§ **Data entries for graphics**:
>> BEGIN

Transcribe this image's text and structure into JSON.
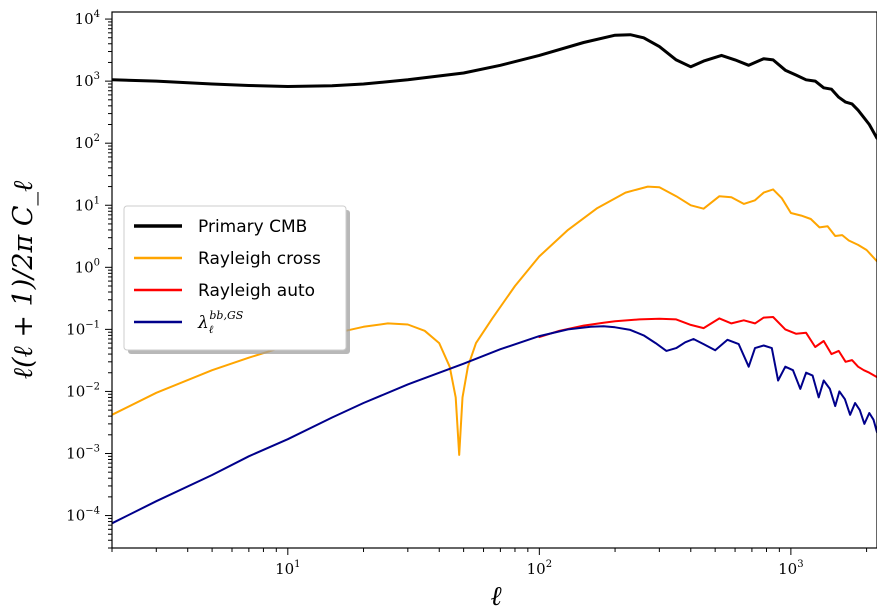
{
  "chart_data": {
    "type": "line",
    "xscale": "log",
    "yscale": "log",
    "xlim": [
      2,
      2200
    ],
    "ylim": [
      3e-05,
      13000
    ],
    "xlabel": "ℓ",
    "ylabel": "ℓ(ℓ + 1)/2π C_ℓ",
    "x_ticks": [
      {
        "value": 10,
        "base": "10",
        "exp": "1"
      },
      {
        "value": 100,
        "base": "10",
        "exp": "2"
      },
      {
        "value": 1000,
        "base": "10",
        "exp": "3"
      }
    ],
    "y_ticks": [
      {
        "value": 0.0001,
        "base": "10",
        "exp": "−4"
      },
      {
        "value": 0.001,
        "base": "10",
        "exp": "−3"
      },
      {
        "value": 0.01,
        "base": "10",
        "exp": "−2"
      },
      {
        "value": 0.1,
        "base": "10",
        "exp": "−1"
      },
      {
        "value": 1,
        "base": "10",
        "exp": "0"
      },
      {
        "value": 10,
        "base": "10",
        "exp": "1"
      },
      {
        "value": 100,
        "base": "10",
        "exp": "2"
      },
      {
        "value": 1000,
        "base": "10",
        "exp": "3"
      },
      {
        "value": 10000,
        "base": "10",
        "exp": "4"
      }
    ],
    "legend_position": "center-left",
    "series": [
      {
        "name": "Primary CMB",
        "color": "#000000",
        "width": 3,
        "points": [
          [
            2,
            1050
          ],
          [
            3,
            1000
          ],
          [
            5,
            900
          ],
          [
            7,
            850
          ],
          [
            10,
            820
          ],
          [
            15,
            840
          ],
          [
            20,
            900
          ],
          [
            30,
            1050
          ],
          [
            50,
            1350
          ],
          [
            70,
            1800
          ],
          [
            100,
            2600
          ],
          [
            150,
            4200
          ],
          [
            200,
            5500
          ],
          [
            230,
            5600
          ],
          [
            260,
            5000
          ],
          [
            300,
            3600
          ],
          [
            350,
            2200
          ],
          [
            400,
            1700
          ],
          [
            450,
            2100
          ],
          [
            530,
            2600
          ],
          [
            600,
            2200
          ],
          [
            680,
            1800
          ],
          [
            780,
            2300
          ],
          [
            850,
            2200
          ],
          [
            950,
            1500
          ],
          [
            1050,
            1250
          ],
          [
            1150,
            1050
          ],
          [
            1250,
            1000
          ],
          [
            1350,
            780
          ],
          [
            1450,
            740
          ],
          [
            1550,
            550
          ],
          [
            1650,
            460
          ],
          [
            1750,
            430
          ],
          [
            1850,
            340
          ],
          [
            1950,
            260
          ],
          [
            2050,
            200
          ],
          [
            2200,
            120
          ]
        ]
      },
      {
        "name": "Rayleigh cross",
        "color": "#ffa500",
        "width": 2,
        "points": [
          [
            2,
            0.0042
          ],
          [
            3,
            0.0095
          ],
          [
            5,
            0.022
          ],
          [
            7,
            0.035
          ],
          [
            10,
            0.055
          ],
          [
            15,
            0.085
          ],
          [
            20,
            0.11
          ],
          [
            25,
            0.125
          ],
          [
            30,
            0.12
          ],
          [
            35,
            0.095
          ],
          [
            40,
            0.06
          ],
          [
            44,
            0.025
          ],
          [
            46.5,
            0.008
          ],
          [
            48,
            0.00095
          ],
          [
            49.5,
            0.008
          ],
          [
            52,
            0.025
          ],
          [
            56,
            0.06
          ],
          [
            65,
            0.15
          ],
          [
            80,
            0.5
          ],
          [
            100,
            1.5
          ],
          [
            130,
            4
          ],
          [
            170,
            9
          ],
          [
            220,
            16
          ],
          [
            270,
            20
          ],
          [
            300,
            19.5
          ],
          [
            350,
            14
          ],
          [
            400,
            10
          ],
          [
            450,
            8.8
          ],
          [
            520,
            14
          ],
          [
            580,
            13.5
          ],
          [
            650,
            10.5
          ],
          [
            720,
            12
          ],
          [
            780,
            16
          ],
          [
            850,
            18
          ],
          [
            920,
            13
          ],
          [
            1000,
            7.5
          ],
          [
            1100,
            6.8
          ],
          [
            1200,
            6
          ],
          [
            1300,
            4.4
          ],
          [
            1400,
            4.6
          ],
          [
            1500,
            3.2
          ],
          [
            1600,
            3.3
          ],
          [
            1700,
            2.7
          ],
          [
            1850,
            2.3
          ],
          [
            2000,
            1.9
          ],
          [
            2200,
            1.25
          ]
        ]
      },
      {
        "name": "Rayleigh auto",
        "color": "#ff0000",
        "width": 2,
        "points": [
          [
            100,
            0.075
          ],
          [
            120,
            0.095
          ],
          [
            150,
            0.115
          ],
          [
            180,
            0.128
          ],
          [
            200,
            0.135
          ],
          [
            250,
            0.145
          ],
          [
            300,
            0.148
          ],
          [
            350,
            0.145
          ],
          [
            400,
            0.118
          ],
          [
            450,
            0.105
          ],
          [
            520,
            0.15
          ],
          [
            580,
            0.125
          ],
          [
            650,
            0.14
          ],
          [
            720,
            0.125
          ],
          [
            780,
            0.155
          ],
          [
            850,
            0.158
          ],
          [
            950,
            0.1
          ],
          [
            1050,
            0.085
          ],
          [
            1150,
            0.088
          ],
          [
            1250,
            0.052
          ],
          [
            1350,
            0.065
          ],
          [
            1450,
            0.04
          ],
          [
            1550,
            0.045
          ],
          [
            1650,
            0.03
          ],
          [
            1750,
            0.032
          ],
          [
            1850,
            0.025
          ],
          [
            1950,
            0.022
          ],
          [
            2050,
            0.02
          ],
          [
            2200,
            0.017
          ]
        ]
      },
      {
        "name": "λ_ℓ^{bb,GS}",
        "color": "#00008b",
        "width": 2,
        "points": [
          [
            2,
            7.5e-05
          ],
          [
            3,
            0.00017
          ],
          [
            5,
            0.00045
          ],
          [
            7,
            0.0009
          ],
          [
            10,
            0.0017
          ],
          [
            15,
            0.0038
          ],
          [
            20,
            0.0065
          ],
          [
            30,
            0.013
          ],
          [
            50,
            0.028
          ],
          [
            70,
            0.048
          ],
          [
            100,
            0.078
          ],
          [
            130,
            0.1
          ],
          [
            160,
            0.11
          ],
          [
            180,
            0.112
          ],
          [
            200,
            0.108
          ],
          [
            230,
            0.098
          ],
          [
            260,
            0.08
          ],
          [
            290,
            0.06
          ],
          [
            320,
            0.045
          ],
          [
            350,
            0.05
          ],
          [
            380,
            0.062
          ],
          [
            410,
            0.07
          ],
          [
            450,
            0.058
          ],
          [
            500,
            0.046
          ],
          [
            560,
            0.068
          ],
          [
            620,
            0.058
          ],
          [
            680,
            0.025
          ],
          [
            720,
            0.05
          ],
          [
            780,
            0.055
          ],
          [
            840,
            0.05
          ],
          [
            890,
            0.015
          ],
          [
            950,
            0.025
          ],
          [
            1020,
            0.022
          ],
          [
            1090,
            0.011
          ],
          [
            1150,
            0.02
          ],
          [
            1220,
            0.018
          ],
          [
            1290,
            0.008
          ],
          [
            1350,
            0.015
          ],
          [
            1430,
            0.011
          ],
          [
            1500,
            0.0058
          ],
          [
            1560,
            0.01
          ],
          [
            1640,
            0.0075
          ],
          [
            1720,
            0.0042
          ],
          [
            1800,
            0.0065
          ],
          [
            1880,
            0.005
          ],
          [
            1960,
            0.003
          ],
          [
            2050,
            0.0045
          ],
          [
            2130,
            0.0035
          ],
          [
            2200,
            0.0022
          ]
        ]
      }
    ]
  }
}
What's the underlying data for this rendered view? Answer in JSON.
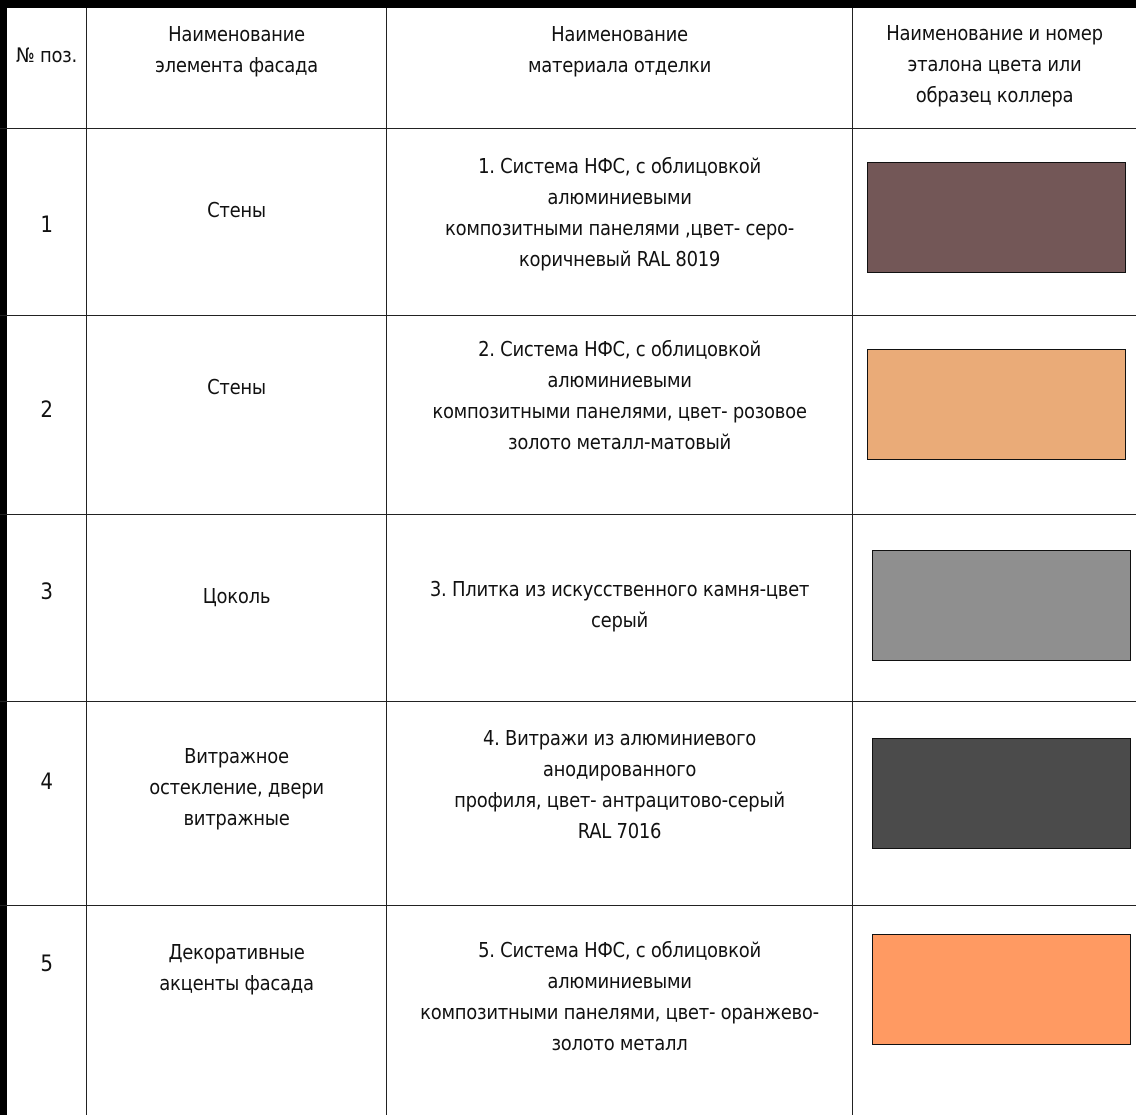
{
  "headers": {
    "pos": "№ поз.",
    "element": "Наименование\nэлемента фасада",
    "material": "Наименование\nматериала отделки",
    "color": "Наименование и номер\nэталона цвета или\nобразец коллера"
  },
  "rows": [
    {
      "num": "1",
      "element": "Стены",
      "material": "1. Система НФС, с облицовкой алюминиевыми\nкомпозитными панелями ,цвет- серо-\nкоричневый RAL 8019",
      "swatch_color": "#735757"
    },
    {
      "num": "2",
      "element": "Стены",
      "material": "2. Система НФС, с облицовкой алюминиевыми\nкомпозитными панелями, цвет- розовое\nзолото металл-матовый",
      "swatch_color": "#EAAB78"
    },
    {
      "num": "3",
      "element": "Цоколь",
      "material": "3. Плитка из искусственного камня-цвет\nсерый",
      "swatch_color": "#8F8F8F"
    },
    {
      "num": "4",
      "element": "Витражное\nостекление, двери\nвитражные",
      "material": "4. Витражи из алюминиевого анодированного\nпрофиля, цвет- антрацитово-серый\nRAL 7016",
      "swatch_color": "#4B4B4B"
    },
    {
      "num": "5",
      "element": "Декоративные\nакценты фасада",
      "material": "5. Система НФС, с облицовкой алюминиевыми\nкомпозитными панелями, цвет- оранжево-\nзолото металл",
      "swatch_color": "#FF9A62"
    }
  ]
}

>> END

§ **The problem**:
Write out exactly the lines from the one containing "What's the underlying" to the last line of the records above, both included, and leave out any pictures.

§ **Exercise solution**:
What's the underlying data for this rendered view? Answer in JSON.
{
  "headers": {
    "pos": "№ поз.",
    "element": "Наименование\nэлемента фасада",
    "material": "Наименование\nматериала отделки",
    "color": "Наименование и номер\nэталона цвета или\nобразец коллера"
  },
  "rows": [
    {
      "num": "1",
      "element": "Стены",
      "material": "1. Система НФС, с облицовкой алюминиевыми\nкомпозитными панелями ,цвет- серо-\nкоричневый RAL 8019",
      "swatch_color": "#735757"
    },
    {
      "num": "2",
      "element": "Стены",
      "material": "2. Система НФС, с облицовкой алюминиевыми\nкомпозитными панелями, цвет- розовое\nзолото металл-матовый",
      "swatch_color": "#EAAB78"
    },
    {
      "num": "3",
      "element": "Цоколь",
      "material": "3. Плитка из искусственного камня-цвет\nсерый",
      "swatch_color": "#8F8F8F"
    },
    {
      "num": "4",
      "element": "Витражное\nостекление, двери\nвитражные",
      "material": "4. Витражи из алюминиевого анодированного\nпрофиля, цвет- антрацитово-серый\nRAL 7016",
      "swatch_color": "#4B4B4B"
    },
    {
      "num": "5",
      "element": "Декоративные\nакценты фасада",
      "material": "5. Система НФС, с облицовкой алюминиевыми\nкомпозитными панелями, цвет- оранжево-\nзолото металл",
      "swatch_color": "#FF9A62"
    }
  ]
}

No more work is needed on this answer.